* **EXERCISE DIRECTIONS**
Without any of their pictures, return all of the records exactly.

Figure record extracts:
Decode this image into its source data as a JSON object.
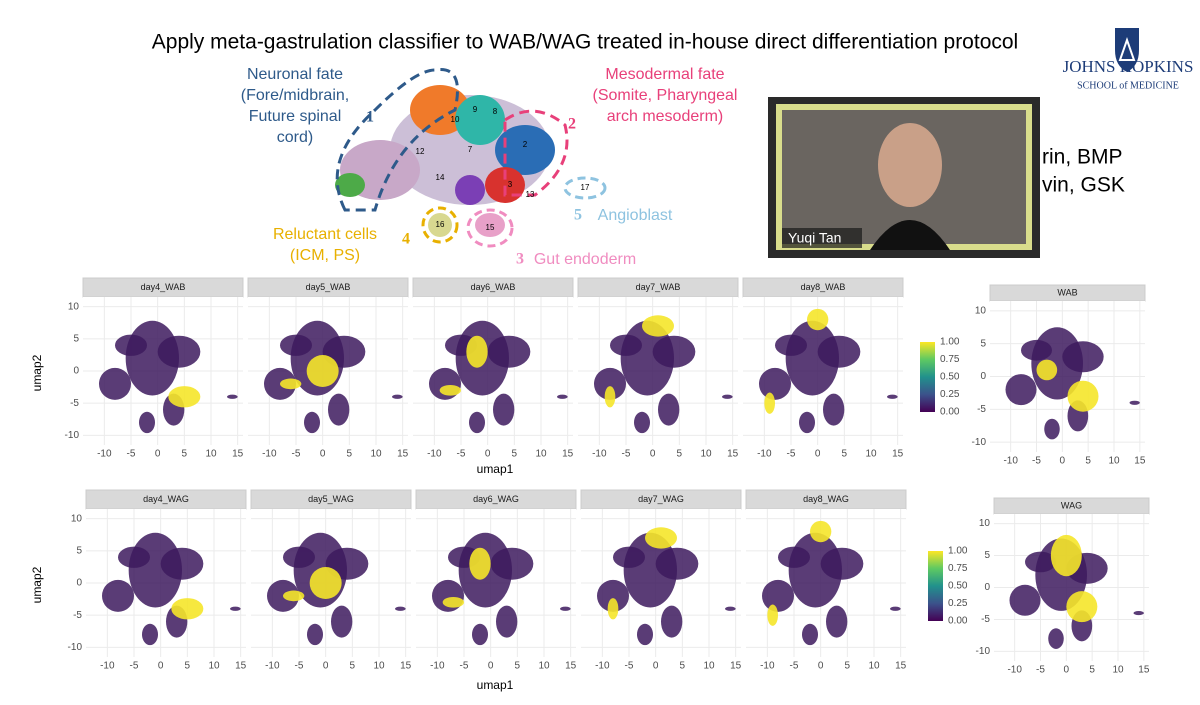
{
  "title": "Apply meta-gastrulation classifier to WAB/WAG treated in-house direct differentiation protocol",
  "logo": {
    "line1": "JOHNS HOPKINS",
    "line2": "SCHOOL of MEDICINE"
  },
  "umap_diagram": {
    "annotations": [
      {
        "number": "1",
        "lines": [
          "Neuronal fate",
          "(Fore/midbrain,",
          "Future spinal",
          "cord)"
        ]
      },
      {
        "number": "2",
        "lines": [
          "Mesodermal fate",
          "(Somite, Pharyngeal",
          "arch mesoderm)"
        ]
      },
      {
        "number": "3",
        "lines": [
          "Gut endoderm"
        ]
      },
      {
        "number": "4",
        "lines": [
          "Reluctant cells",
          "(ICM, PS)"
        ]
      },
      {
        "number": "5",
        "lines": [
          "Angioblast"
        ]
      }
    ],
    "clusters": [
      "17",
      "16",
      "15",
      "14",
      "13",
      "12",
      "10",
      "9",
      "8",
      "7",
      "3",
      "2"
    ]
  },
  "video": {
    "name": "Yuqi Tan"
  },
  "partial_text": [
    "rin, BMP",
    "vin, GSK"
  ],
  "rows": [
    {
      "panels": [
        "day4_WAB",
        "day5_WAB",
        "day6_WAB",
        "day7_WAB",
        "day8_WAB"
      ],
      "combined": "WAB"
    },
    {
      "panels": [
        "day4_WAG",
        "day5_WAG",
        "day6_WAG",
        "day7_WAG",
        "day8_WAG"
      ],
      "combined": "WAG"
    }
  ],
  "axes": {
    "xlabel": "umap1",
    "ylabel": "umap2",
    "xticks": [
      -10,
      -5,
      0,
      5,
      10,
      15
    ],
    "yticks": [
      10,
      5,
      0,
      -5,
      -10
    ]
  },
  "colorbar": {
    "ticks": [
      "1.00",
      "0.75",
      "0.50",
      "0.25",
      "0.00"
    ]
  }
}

* **ANSWER SPACE**
Decode this image into its source data as a JSON object.
{
  "title": "Apply meta-gastrulation classifier to WAB/WAG treated in-house direct differentiation protocol",
  "logo": {
    "line1": "JOHNS HOPKINS",
    "line2": "SCHOOL of MEDICINE"
  },
  "umap_diagram": {
    "annotations": [
      {
        "number": "1",
        "lines": [
          "Neuronal fate",
          "(Fore/midbrain,",
          "Future spinal",
          "cord)"
        ]
      },
      {
        "number": "2",
        "lines": [
          "Mesodermal fate",
          "(Somite, Pharyngeal",
          "arch mesoderm)"
        ]
      },
      {
        "number": "3",
        "lines": [
          "Gut endoderm"
        ]
      },
      {
        "number": "4",
        "lines": [
          "Reluctant cells",
          "(ICM, PS)"
        ]
      },
      {
        "number": "5",
        "lines": [
          "Angioblast"
        ]
      }
    ],
    "clusters": [
      "17",
      "16",
      "15",
      "14",
      "13",
      "12",
      "10",
      "9",
      "8",
      "7",
      "3",
      "2"
    ]
  },
  "video": {
    "name": "Yuqi Tan"
  },
  "partial_text": [
    "rin, BMP",
    "vin, GSK"
  ],
  "rows": [
    {
      "panels": [
        "day4_WAB",
        "day5_WAB",
        "day6_WAB",
        "day7_WAB",
        "day8_WAB"
      ],
      "combined": "WAB"
    },
    {
      "panels": [
        "day4_WAG",
        "day5_WAG",
        "day6_WAG",
        "day7_WAG",
        "day8_WAG"
      ],
      "combined": "WAG"
    }
  ],
  "axes": {
    "xlabel": "umap1",
    "ylabel": "umap2",
    "xticks": [
      -10,
      -5,
      0,
      5,
      10,
      15
    ],
    "yticks": [
      10,
      5,
      0,
      -5,
      -10
    ]
  },
  "colorbar": {
    "ticks": [
      "1.00",
      "0.75",
      "0.50",
      "0.25",
      "0.00"
    ]
  }
}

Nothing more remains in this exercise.